▶ [WHAT THE TASK ASKS]
Filter the data for lines with the word "label", then copy every line so identified.

▶ [SUPPLIED RECORDS]
/---

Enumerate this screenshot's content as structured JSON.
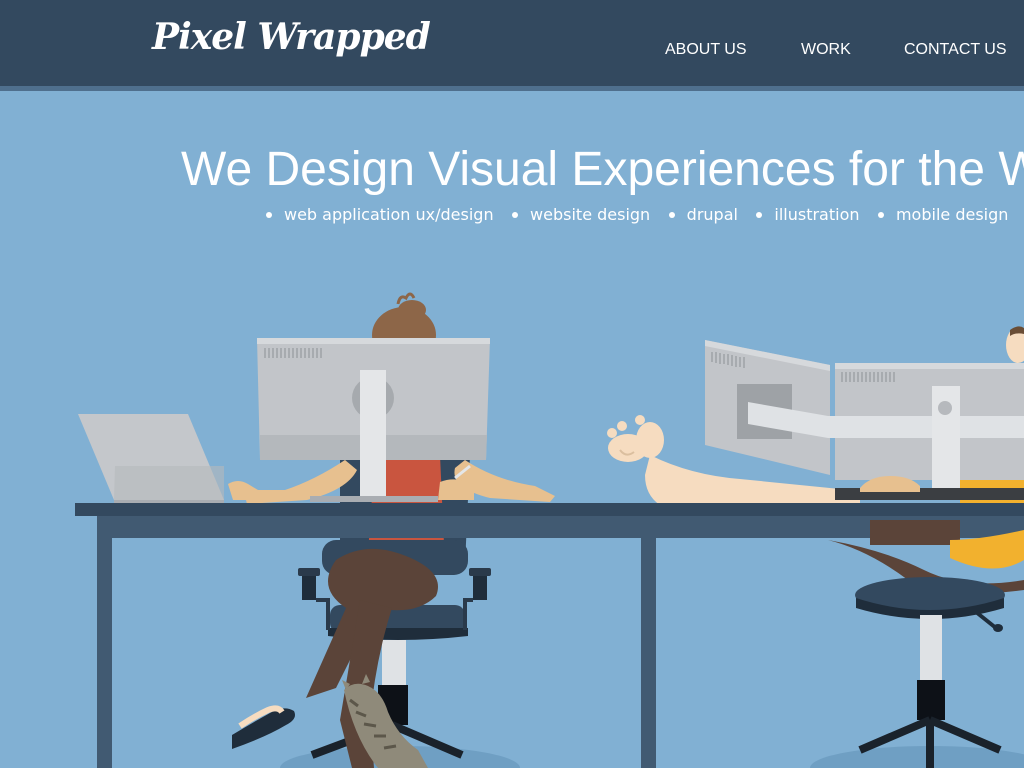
{
  "brand": {
    "logo_text": "Pixel Wrapped"
  },
  "nav": [
    {
      "label": "ABOUT US"
    },
    {
      "label": "WORK"
    },
    {
      "label": "CONTACT US"
    }
  ],
  "hero": {
    "title": "We Design Visual Experiences for the W",
    "services": [
      {
        "label": "web application ux/design"
      },
      {
        "label": "website design"
      },
      {
        "label": "drupal"
      },
      {
        "label": "illustration"
      },
      {
        "label": "mobile design"
      }
    ]
  },
  "colors": {
    "header_bg": "#33495f",
    "page_bg": "#81b0d3",
    "desk": "#33495f",
    "monitor": "#c2c5c9",
    "shirt_red": "#c9553f",
    "shirt_yellow": "#f2b12e"
  }
}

\---

▶ [OUTPUT FOR THIS TASK]
      "label": "ABOUT US"
      "label": "WORK"
      "label": "CONTACT US"
        "label": "web application ux/design"
        "label": "website design"
        "label": "drupal"
        "label": "illustration"
        "label": "mobile design"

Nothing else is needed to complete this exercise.